***** SUPPLIED RECORDS

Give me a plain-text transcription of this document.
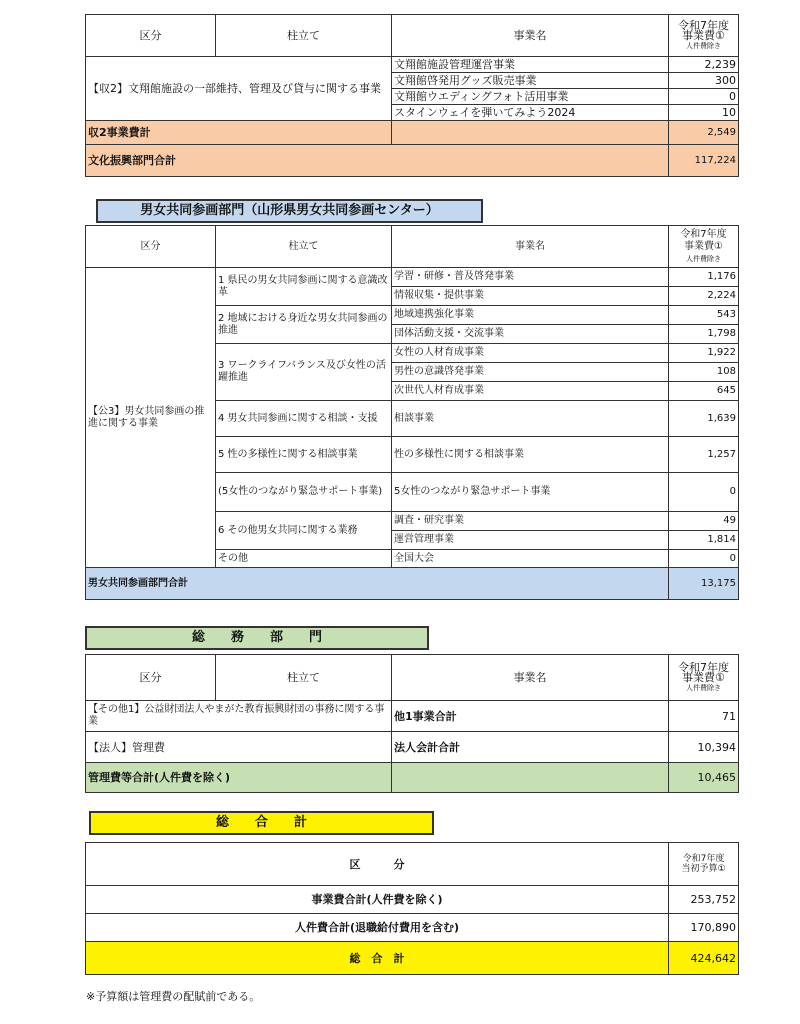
区分	柱立て	事業名	令和7年度
事業費①
人件費除き

【収2】文翔館施設の一部維持、管理及び貸与に関する事業		文翔館施設管理運営事業	2,239
		文翔館啓発用グッズ販売事業	300
		文翔館ウエディングフォト活用事業	0
		スタインウェイを弾いてみよう2024	10
収2事業費計			2,549
文化振興部門合計			117,224
男女共同参画部門（山形県男女共同参画センター）
区分	柱立て	事業名	令和7年度
事業費①
人件費除き

【公3】男女共同参画の推進に関する事業	1 県民の男女共同参画に関する意識改革	学習・研修・普及啓発事業	1,176
		情報収集・提供事業	2,224
	2 地域における身近な男女共同参画の推進	地域連携強化事業	543
		団体活動支援・交流事業	1,798
	3 ワークライフバランス及び女性の活躍推進	女性の人材育成事業	1,922
		男性の意識啓発事業	108
		次世代人材育成事業	645
	4 男女共同参画に関する相談・支援	相談事業	1,639
	5 性の多様性に関する相談事業	性の多様性に関する相談事業	1,257
	(5女性のつながり緊急サポート事業)	5女性のつながり緊急サポート事業	0
	6 その他男女共同に関する業務	調査・研究事業	49
		運営管理事業	1,814
	その他	全国大会	0
男女共同参画部門合計			13,175
総　　務　　部　　門
区分	柱立て	事業名	令和7年度
事業費①
人件費除き

【その他1】公益財団法人やまがた教育振興財団の事務に関する事業		他1事業合計	71
【法人】管理費		法人会計合計	10,394
管理費等合計(人件費を除く)			10,465
総　　合　　計
区　　　分	令和7年度
当初予算①

事業費合計(人件費を除く)	253,752
人件費合計(退職給付費用を含む)	170,890
総　合　計	424,642
※予算額は管理費の配賦前である。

**********

YOUR TASK ▸ Without the pictures, copy the material exactly as given.

WRITTEN RESPONSE ▸
Give me a plain-text transcription of this document.
区分	柱立て	事業名	令和7年度
事業費①
人件費除き

【収2】文翔館施設の一部維持、管理及び貸与に関する事業		文翔館施設管理運営事業	2,239
		文翔館啓発用グッズ販売事業	300
		文翔館ウエディングフォト活用事業	0
		スタインウェイを弾いてみよう2024	10
収2事業費計			2,549
文化振興部門合計			117,224
男女共同参画部門（山形県男女共同参画センター）
区分	柱立て	事業名	令和7年度
事業費①
人件費除き

【公3】男女共同参画の推進に関する事業	1 県民の男女共同参画に関する意識改革	学習・研修・普及啓発事業	1,176
		情報収集・提供事業	2,224
	2 地域における身近な男女共同参画の推進	地域連携強化事業	543
		団体活動支援・交流事業	1,798
	3 ワークライフバランス及び女性の活躍推進	女性の人材育成事業	1,922
		男性の意識啓発事業	108
		次世代人材育成事業	645
	4 男女共同参画に関する相談・支援	相談事業	1,639
	5 性の多様性に関する相談事業	性の多様性に関する相談事業	1,257
	(5女性のつながり緊急サポート事業)	5女性のつながり緊急サポート事業	0
	6 その他男女共同に関する業務	調査・研究事業	49
		運営管理事業	1,814
	その他	全国大会	0
男女共同参画部門合計			13,175
総　　務　　部　　門
区分	柱立て	事業名	令和7年度
事業費①
人件費除き

【その他1】公益財団法人やまがた教育振興財団の事務に関する事業		他1事業合計	71
【法人】管理費		法人会計合計	10,394
管理費等合計(人件費を除く)			10,465
総　　合　　計
区　　　分	令和7年度
当初予算①

事業費合計(人件費を除く)	253,752
人件費合計(退職給付費用を含む)	170,890
総　合　計	424,642
※予算額は管理費の配賦前である。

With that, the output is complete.